● **DIRECTION**:
Pictures should be excluded; otherwise, copy every entry exactly.
——
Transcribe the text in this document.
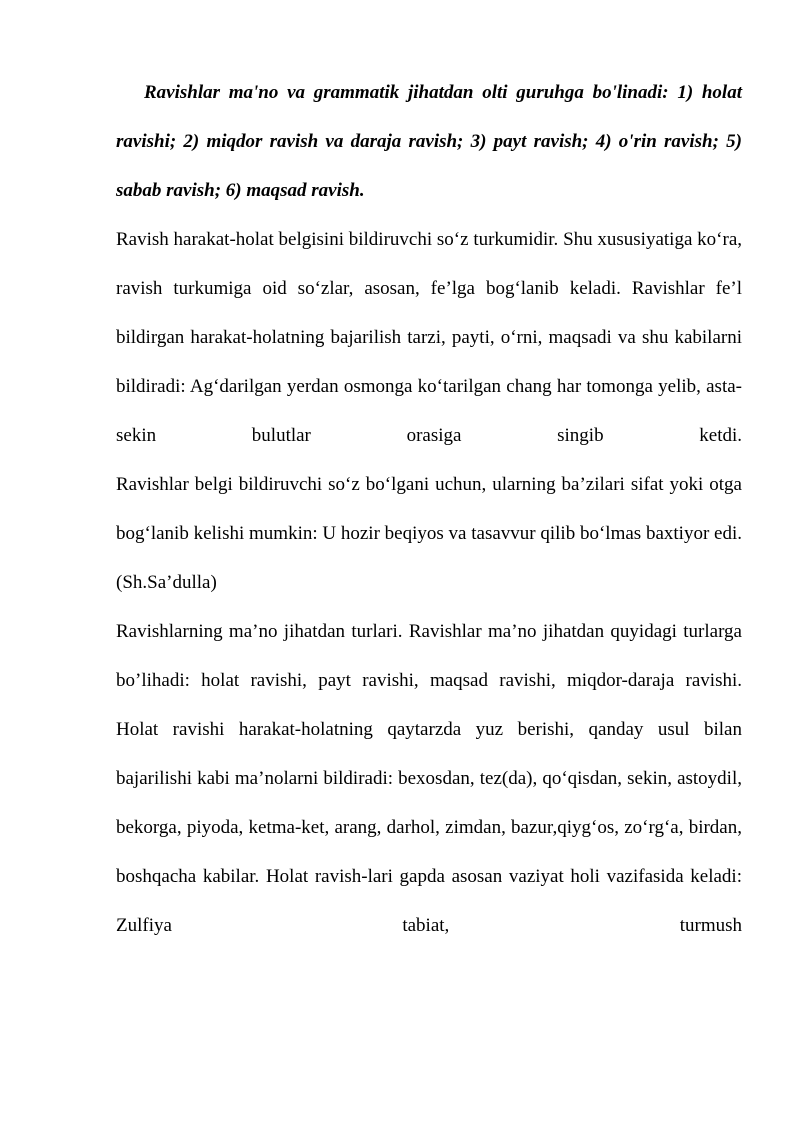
Ravishlar ma'no va grammatik jihatdan olti guruhga bo'linadi: 1) holat ravishi; 2) miqdor ravish va daraja ravish; 3) payt ravish; 4) o'rin ravish; 5) sabab ravish; 6) maqsad ravish.

Ravish harakat-holat belgisini bildiruvchi so‘z turkumidir. Shu xususiyatiga ko‘ra, ravish turkumiga oid so‘zlar, asosan, fe’lga bog‘lanib keladi. Ravishlar fe’l bildirgan harakat-holatning bajarilish tarzi, payti, o‘rni, maqsadi va shu kabilarni bildiradi: Ag‘darilgan yerdan osmonga ko‘tarilgan chang har tomonga yelib, asta-sekin bulutlar orasiga singib ketdi.

Ravishlar belgi bildiruvchi so‘z bo‘lgani uchun, ularning ba’zilari sifat yoki otga bog‘lanib kelishi mumkin: U hozir beqiyos va tasavvur qilib bo‘lmas baxtiyor edi. (Sh.Sa’dulla)

Ravishlarning ma’no jihatdan turlari. Ravishlar ma’no jihatdan quyidagi turlarga bo’lihadi: holat ravishi, payt ravishi, maqsad ravishi, miqdor-daraja ravishi.

Holat ravishi harakat-holatning qaytarzda yuz berishi, qanday usul bilan bajarilishi kabi ma’nolarni bildiradi: bexosdan, tez(da), qo‘qisdan, sekin, astoydil, bekorga, piyoda, ketma-ket, arang, darhol, zimdan, bazur,qiyg‘os, zo‘rg‘a, birdan, boshqacha kabilar. Holat ravish-lari gapda asosan vaziyat holi vazifasida keladi: Zulfiya tabiat, turmush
——
● **TASK RESPONSE**:
Transcribe the text in this document.
Ravishlar ma'no va grammatik jihatdan olti guruhga bo'linadi: 1) holat ravishi; 2) miqdor ravish va daraja ravish; 3) payt ravish; 4) o'rin ravish; 5) sabab ravish; 6) maqsad ravish.

Ravish harakat-holat belgisini bildiruvchi so‘z turkumidir. Shu xususiyatiga ko‘ra, ravish turkumiga oid so‘zlar, asosan, fe’lga bog‘lanib keladi. Ravishlar fe’l bildirgan harakat-holatning bajarilish tarzi, payti, o‘rni, maqsadi va shu kabilarni bildiradi: Ag‘darilgan yerdan osmonga ko‘tarilgan chang har tomonga yelib, asta-sekin bulutlar orasiga singib ketdi.

Ravishlar belgi bildiruvchi so‘z bo‘lgani uchun, ularning ba’zilari sifat yoki otga bog‘lanib kelishi mumkin: U hozir beqiyos va tasavvur qilib bo‘lmas baxtiyor edi. (Sh.Sa’dulla)

Ravishlarning ma’no jihatdan turlari. Ravishlar ma’no jihatdan quyidagi turlarga bo’lihadi: holat ravishi, payt ravishi, maqsad ravishi, miqdor-daraja ravishi.

Holat ravishi harakat-holatning qaytarzda yuz berishi, qanday usul bilan bajarilishi kabi ma’nolarni bildiradi: bexosdan, tez(da), qo‘qisdan, sekin, astoydil, bekorga, piyoda, ketma-ket, arang, darhol, zimdan, bazur,qiyg‘os, zo‘rg‘a, birdan, boshqacha kabilar. Holat ravish-lari gapda asosan vaziyat holi vazifasida keladi: Zulfiya tabiat, turmush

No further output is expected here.